# Data extracted from a collection

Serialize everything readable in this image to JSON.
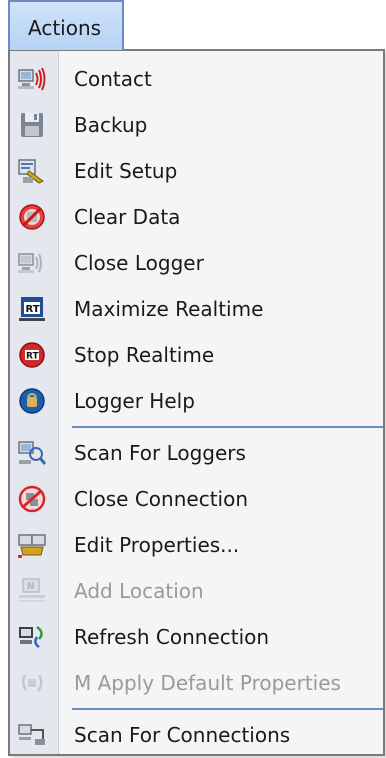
{
  "menu": {
    "title": "Actions"
  },
  "items": [
    {
      "label": "Contact",
      "icon": "computer-signal-icon",
      "enabled": true
    },
    {
      "label": "Backup",
      "icon": "floppy-disk-icon",
      "enabled": true
    },
    {
      "label": "Edit Setup",
      "icon": "edit-setup-icon",
      "enabled": true
    },
    {
      "label": "Clear Data",
      "icon": "clear-data-icon",
      "enabled": true
    },
    {
      "label": "Close Logger",
      "icon": "computer-signal-off-icon",
      "enabled": true
    },
    {
      "label": "Maximize Realtime",
      "icon": "realtime-window-icon",
      "enabled": true
    },
    {
      "label": "Stop Realtime",
      "icon": "stop-realtime-icon",
      "enabled": true
    },
    {
      "label": "Logger Help",
      "icon": "help-icon",
      "enabled": true
    },
    {
      "label": "Scan For Loggers",
      "icon": "scan-loggers-icon",
      "enabled": true
    },
    {
      "label": "Close Connection",
      "icon": "close-connection-icon",
      "enabled": true
    },
    {
      "label": "Edit Properties...",
      "icon": "edit-properties-icon",
      "enabled": true
    },
    {
      "label": "Add Location",
      "icon": "add-location-icon",
      "enabled": false
    },
    {
      "label": "Refresh Connection",
      "icon": "refresh-connection-icon",
      "enabled": true
    },
    {
      "label": "M Apply Default Properties",
      "icon": "apply-defaults-icon",
      "enabled": false
    },
    {
      "label": "Scan For Connections",
      "icon": "scan-connections-icon",
      "enabled": true
    }
  ]
}
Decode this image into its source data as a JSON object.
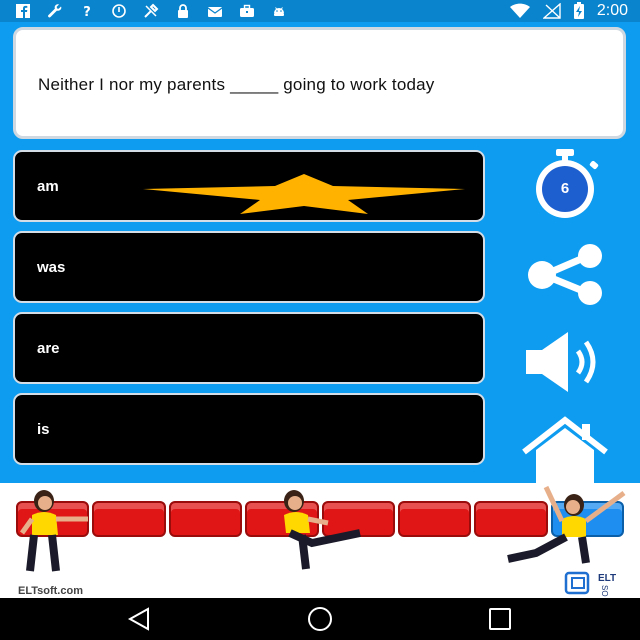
{
  "status_bar": {
    "time": "2:00",
    "left_icons": [
      "facebook-icon",
      "wrench-icon",
      "question-icon",
      "sync-disabled-icon",
      "tools-icon",
      "lock-icon",
      "email-icon",
      "briefcase-icon",
      "android-icon"
    ],
    "right_icons": [
      "wifi-icon",
      "signal-icon",
      "battery-charging-icon"
    ]
  },
  "question": {
    "text": "Neither I nor my parents _____ going to work today"
  },
  "answers": [
    {
      "label": "am"
    },
    {
      "label": "was"
    },
    {
      "label": "are"
    },
    {
      "label": "is"
    }
  ],
  "timer": {
    "value": "6"
  },
  "side_buttons": [
    "timer-icon",
    "share-icon",
    "speaker-icon",
    "home-icon"
  ],
  "progress": {
    "total_cells": 8,
    "active_cell": 8
  },
  "banner": {
    "brand": "ELTsoft.com",
    "logo_text": "ELT SOFT"
  },
  "nav_bar": [
    "back-icon",
    "home-circle-icon",
    "recent-apps-icon"
  ],
  "colors": {
    "background": "#0d9cf0",
    "answer_bg": "#000000",
    "star": "#ffb300",
    "timer_blue": "#1e5fd0",
    "progress_red": "#e01515",
    "progress_blue": "#1e8ef0"
  }
}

# GIVEN INSTRUCTION
Transcribe each entry above exactly, apart from the pictures.

# RESPONSE BELOW
Serialize everything readable in this image to JSON.
{
  "menu": {
    "title": "Actions"
  },
  "items": [
    {
      "label": "Contact",
      "icon": "computer-signal-icon",
      "enabled": true
    },
    {
      "label": "Backup",
      "icon": "floppy-disk-icon",
      "enabled": true
    },
    {
      "label": "Edit Setup",
      "icon": "edit-setup-icon",
      "enabled": true
    },
    {
      "label": "Clear Data",
      "icon": "clear-data-icon",
      "enabled": true
    },
    {
      "label": "Close Logger",
      "icon": "computer-signal-off-icon",
      "enabled": true
    },
    {
      "label": "Maximize Realtime",
      "icon": "realtime-window-icon",
      "enabled": true
    },
    {
      "label": "Stop Realtime",
      "icon": "stop-realtime-icon",
      "enabled": true
    },
    {
      "label": "Logger Help",
      "icon": "help-icon",
      "enabled": true
    },
    {
      "label": "Scan For Loggers",
      "icon": "scan-loggers-icon",
      "enabled": true
    },
    {
      "label": "Close Connection",
      "icon": "close-connection-icon",
      "enabled": true
    },
    {
      "label": "Edit Properties...",
      "icon": "edit-properties-icon",
      "enabled": true
    },
    {
      "label": "Add Location",
      "icon": "add-location-icon",
      "enabled": false
    },
    {
      "label": "Refresh Connection",
      "icon": "refresh-connection-icon",
      "enabled": true
    },
    {
      "label": "M Apply Default Properties",
      "icon": "apply-defaults-icon",
      "enabled": false
    },
    {
      "label": "Scan For Connections",
      "icon": "scan-connections-icon",
      "enabled": true
    }
  ]
}
Decode this image into its source data as a JSON object.
{
  "status_bar": {
    "time": "2:00",
    "left_icons": [
      "facebook-icon",
      "wrench-icon",
      "question-icon",
      "sync-disabled-icon",
      "tools-icon",
      "lock-icon",
      "email-icon",
      "briefcase-icon",
      "android-icon"
    ],
    "right_icons": [
      "wifi-icon",
      "signal-icon",
      "battery-charging-icon"
    ]
  },
  "question": {
    "text": "Neither I nor my parents _____ going to work today"
  },
  "answers": [
    {
      "label": "am"
    },
    {
      "label": "was"
    },
    {
      "label": "are"
    },
    {
      "label": "is"
    }
  ],
  "timer": {
    "value": "6"
  },
  "side_buttons": [
    "timer-icon",
    "share-icon",
    "speaker-icon",
    "home-icon"
  ],
  "progress": {
    "total_cells": 8,
    "active_cell": 8
  },
  "banner": {
    "brand": "ELTsoft.com",
    "logo_text": "ELT SOFT"
  },
  "nav_bar": [
    "back-icon",
    "home-circle-icon",
    "recent-apps-icon"
  ],
  "colors": {
    "background": "#0d9cf0",
    "answer_bg": "#000000",
    "star": "#ffb300",
    "timer_blue": "#1e5fd0",
    "progress_red": "#e01515",
    "progress_blue": "#1e8ef0"
  }
}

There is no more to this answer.